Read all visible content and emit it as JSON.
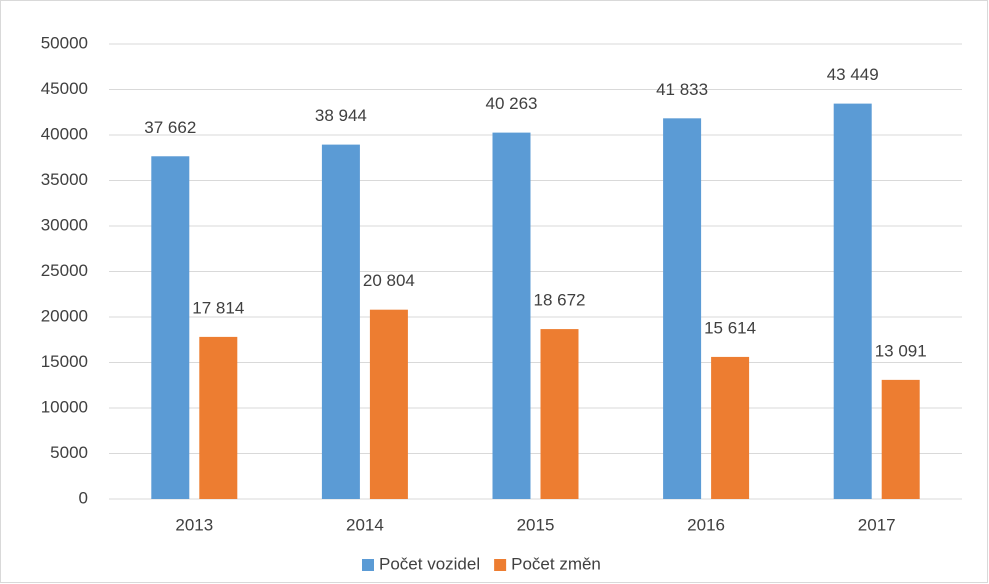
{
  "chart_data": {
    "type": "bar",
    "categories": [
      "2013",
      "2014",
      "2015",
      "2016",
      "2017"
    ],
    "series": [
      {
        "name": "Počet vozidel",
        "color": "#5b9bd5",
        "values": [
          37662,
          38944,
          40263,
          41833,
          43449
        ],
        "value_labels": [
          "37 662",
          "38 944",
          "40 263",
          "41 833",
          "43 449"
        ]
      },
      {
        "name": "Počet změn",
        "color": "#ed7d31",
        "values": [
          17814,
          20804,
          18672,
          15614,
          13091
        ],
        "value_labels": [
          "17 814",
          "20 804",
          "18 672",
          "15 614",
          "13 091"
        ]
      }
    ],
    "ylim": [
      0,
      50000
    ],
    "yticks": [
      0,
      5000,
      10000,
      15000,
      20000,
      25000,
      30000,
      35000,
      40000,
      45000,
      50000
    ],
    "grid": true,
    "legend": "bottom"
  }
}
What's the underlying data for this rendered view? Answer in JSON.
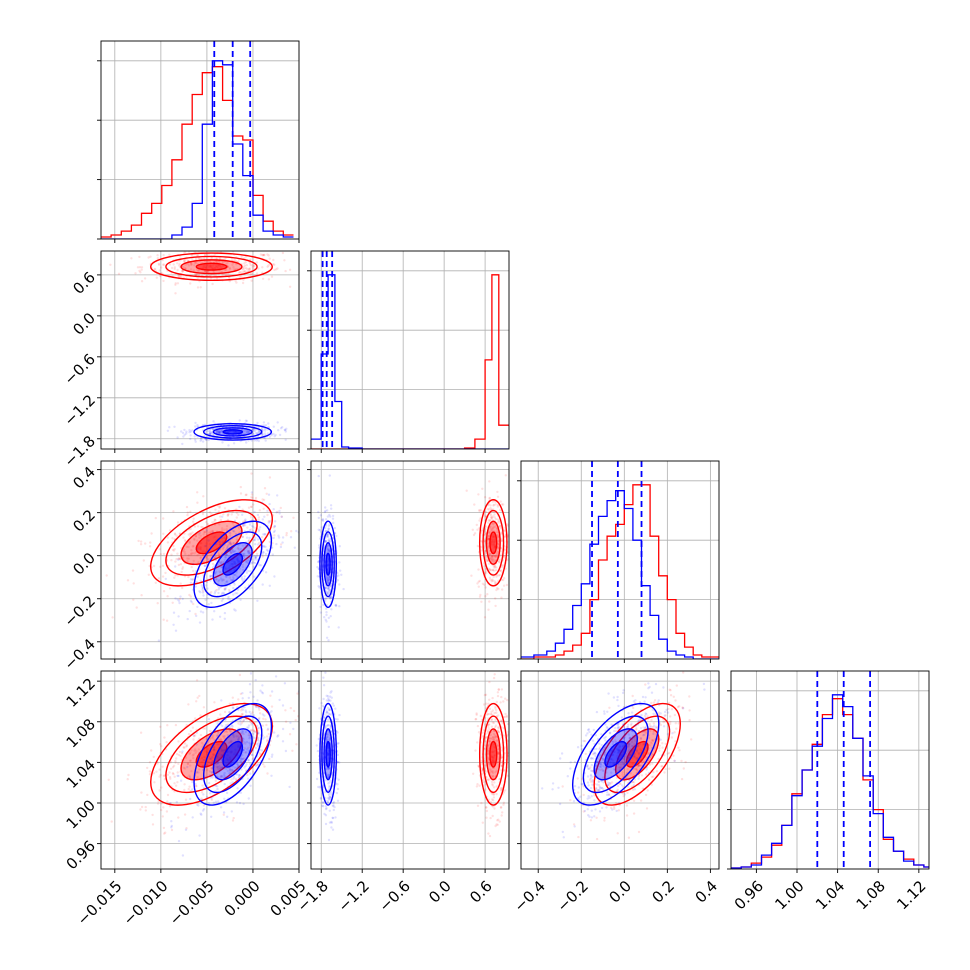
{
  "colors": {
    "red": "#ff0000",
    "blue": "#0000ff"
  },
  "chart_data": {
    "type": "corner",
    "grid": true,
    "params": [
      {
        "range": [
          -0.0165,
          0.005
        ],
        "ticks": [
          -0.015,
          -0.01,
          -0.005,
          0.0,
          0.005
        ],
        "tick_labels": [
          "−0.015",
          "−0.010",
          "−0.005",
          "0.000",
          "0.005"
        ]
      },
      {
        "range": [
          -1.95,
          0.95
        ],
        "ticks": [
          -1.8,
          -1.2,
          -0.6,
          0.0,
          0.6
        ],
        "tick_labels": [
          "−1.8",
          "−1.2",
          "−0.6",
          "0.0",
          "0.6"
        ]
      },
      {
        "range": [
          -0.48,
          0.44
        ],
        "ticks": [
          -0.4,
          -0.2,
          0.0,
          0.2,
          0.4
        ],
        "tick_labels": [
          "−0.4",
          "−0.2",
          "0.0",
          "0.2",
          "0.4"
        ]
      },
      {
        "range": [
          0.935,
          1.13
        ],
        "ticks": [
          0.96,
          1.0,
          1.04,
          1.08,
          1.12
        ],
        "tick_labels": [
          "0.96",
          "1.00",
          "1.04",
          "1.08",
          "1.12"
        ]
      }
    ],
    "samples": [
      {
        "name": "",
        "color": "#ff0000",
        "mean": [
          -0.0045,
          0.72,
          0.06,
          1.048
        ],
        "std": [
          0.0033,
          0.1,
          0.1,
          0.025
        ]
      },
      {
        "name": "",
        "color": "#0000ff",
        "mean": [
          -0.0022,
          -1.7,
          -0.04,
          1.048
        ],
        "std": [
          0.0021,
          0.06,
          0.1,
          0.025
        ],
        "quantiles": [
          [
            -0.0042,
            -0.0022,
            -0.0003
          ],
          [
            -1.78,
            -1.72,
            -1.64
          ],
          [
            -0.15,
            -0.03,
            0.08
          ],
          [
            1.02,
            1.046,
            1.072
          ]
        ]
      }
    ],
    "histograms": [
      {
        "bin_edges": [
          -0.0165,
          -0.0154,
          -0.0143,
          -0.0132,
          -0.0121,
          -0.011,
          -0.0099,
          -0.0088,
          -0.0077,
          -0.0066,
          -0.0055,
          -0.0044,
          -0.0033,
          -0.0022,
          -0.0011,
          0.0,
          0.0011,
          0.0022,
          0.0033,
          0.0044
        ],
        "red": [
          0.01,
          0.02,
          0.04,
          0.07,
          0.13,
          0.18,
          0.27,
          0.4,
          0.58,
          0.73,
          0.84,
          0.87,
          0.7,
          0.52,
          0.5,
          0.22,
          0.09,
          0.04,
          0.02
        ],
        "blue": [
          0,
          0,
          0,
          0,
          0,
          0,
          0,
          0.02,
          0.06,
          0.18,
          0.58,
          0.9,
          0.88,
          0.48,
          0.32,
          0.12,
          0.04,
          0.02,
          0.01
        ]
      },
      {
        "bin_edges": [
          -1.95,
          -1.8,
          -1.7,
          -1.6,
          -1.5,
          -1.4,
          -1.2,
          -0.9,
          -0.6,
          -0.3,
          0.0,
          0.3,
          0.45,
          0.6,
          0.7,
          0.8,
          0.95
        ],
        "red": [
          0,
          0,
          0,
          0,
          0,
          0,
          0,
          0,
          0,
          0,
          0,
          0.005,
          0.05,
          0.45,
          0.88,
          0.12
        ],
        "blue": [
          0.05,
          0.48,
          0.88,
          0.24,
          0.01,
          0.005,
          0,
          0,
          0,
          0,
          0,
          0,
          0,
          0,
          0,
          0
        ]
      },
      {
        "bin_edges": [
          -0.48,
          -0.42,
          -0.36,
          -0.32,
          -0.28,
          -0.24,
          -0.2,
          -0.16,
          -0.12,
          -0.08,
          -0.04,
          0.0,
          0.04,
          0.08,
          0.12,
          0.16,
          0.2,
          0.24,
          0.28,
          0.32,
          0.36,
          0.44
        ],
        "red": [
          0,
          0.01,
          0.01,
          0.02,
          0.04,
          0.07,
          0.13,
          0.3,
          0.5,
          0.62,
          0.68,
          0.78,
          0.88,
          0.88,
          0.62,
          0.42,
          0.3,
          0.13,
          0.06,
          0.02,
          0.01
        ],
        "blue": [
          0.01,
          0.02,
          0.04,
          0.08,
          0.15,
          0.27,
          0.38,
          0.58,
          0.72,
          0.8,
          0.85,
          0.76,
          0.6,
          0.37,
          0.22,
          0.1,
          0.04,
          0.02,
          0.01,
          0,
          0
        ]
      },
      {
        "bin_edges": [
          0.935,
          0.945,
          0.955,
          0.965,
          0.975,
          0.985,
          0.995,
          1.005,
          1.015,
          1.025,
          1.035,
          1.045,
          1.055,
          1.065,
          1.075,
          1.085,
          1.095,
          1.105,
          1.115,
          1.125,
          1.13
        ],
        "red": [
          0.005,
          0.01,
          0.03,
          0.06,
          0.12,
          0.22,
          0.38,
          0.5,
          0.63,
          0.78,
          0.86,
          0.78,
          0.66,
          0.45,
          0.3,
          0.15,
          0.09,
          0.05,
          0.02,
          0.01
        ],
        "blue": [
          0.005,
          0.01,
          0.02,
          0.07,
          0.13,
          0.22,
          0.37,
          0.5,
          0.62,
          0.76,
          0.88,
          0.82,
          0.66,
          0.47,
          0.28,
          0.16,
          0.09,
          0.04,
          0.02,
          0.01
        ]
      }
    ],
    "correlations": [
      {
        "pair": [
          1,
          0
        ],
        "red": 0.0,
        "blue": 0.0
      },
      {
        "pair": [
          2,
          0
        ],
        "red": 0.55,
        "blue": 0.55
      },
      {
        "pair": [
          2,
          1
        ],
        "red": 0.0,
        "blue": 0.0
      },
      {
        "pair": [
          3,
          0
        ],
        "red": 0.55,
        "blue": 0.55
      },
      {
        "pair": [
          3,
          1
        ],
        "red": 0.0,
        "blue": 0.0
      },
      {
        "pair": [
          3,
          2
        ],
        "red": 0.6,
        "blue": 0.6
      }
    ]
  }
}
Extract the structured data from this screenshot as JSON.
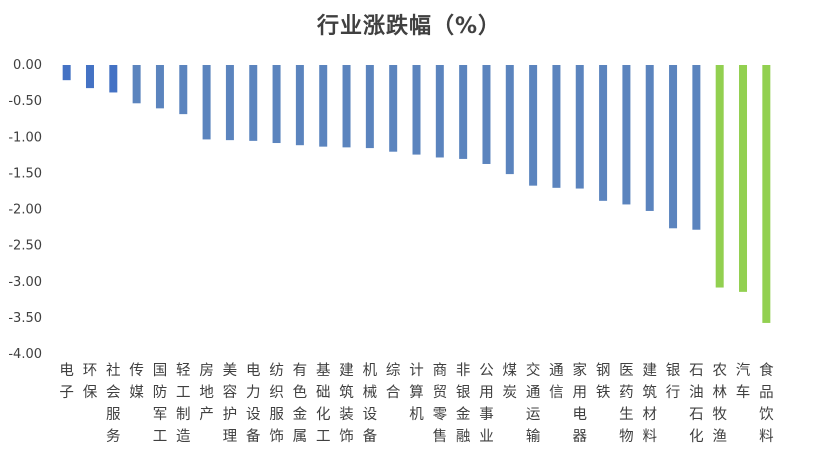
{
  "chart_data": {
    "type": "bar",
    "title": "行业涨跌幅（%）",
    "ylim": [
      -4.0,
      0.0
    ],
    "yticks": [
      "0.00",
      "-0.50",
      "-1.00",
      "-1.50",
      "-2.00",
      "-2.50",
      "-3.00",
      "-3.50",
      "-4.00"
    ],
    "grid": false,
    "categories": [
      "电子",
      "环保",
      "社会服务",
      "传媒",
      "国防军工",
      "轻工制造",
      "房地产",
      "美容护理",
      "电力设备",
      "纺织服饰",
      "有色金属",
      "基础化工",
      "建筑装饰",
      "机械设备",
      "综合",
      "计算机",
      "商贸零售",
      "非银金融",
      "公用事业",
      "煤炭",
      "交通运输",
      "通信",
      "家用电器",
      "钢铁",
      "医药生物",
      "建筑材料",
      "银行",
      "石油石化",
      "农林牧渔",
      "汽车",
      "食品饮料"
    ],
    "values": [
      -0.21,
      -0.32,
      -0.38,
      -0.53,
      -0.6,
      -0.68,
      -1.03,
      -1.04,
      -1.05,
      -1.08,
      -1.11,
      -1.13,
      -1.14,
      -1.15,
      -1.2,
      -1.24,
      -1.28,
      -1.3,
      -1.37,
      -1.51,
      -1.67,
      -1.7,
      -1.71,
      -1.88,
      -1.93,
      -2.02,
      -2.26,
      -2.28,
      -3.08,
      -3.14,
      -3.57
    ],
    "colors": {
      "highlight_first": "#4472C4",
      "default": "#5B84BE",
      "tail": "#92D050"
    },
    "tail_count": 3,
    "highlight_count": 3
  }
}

*JOB:* Show every line of the records above that contains the word "this".

*FINAL ANSWER:*
What's the underlying data for this rendered view? Answer in JSON.
Extract the structured data from this screenshot as JSON.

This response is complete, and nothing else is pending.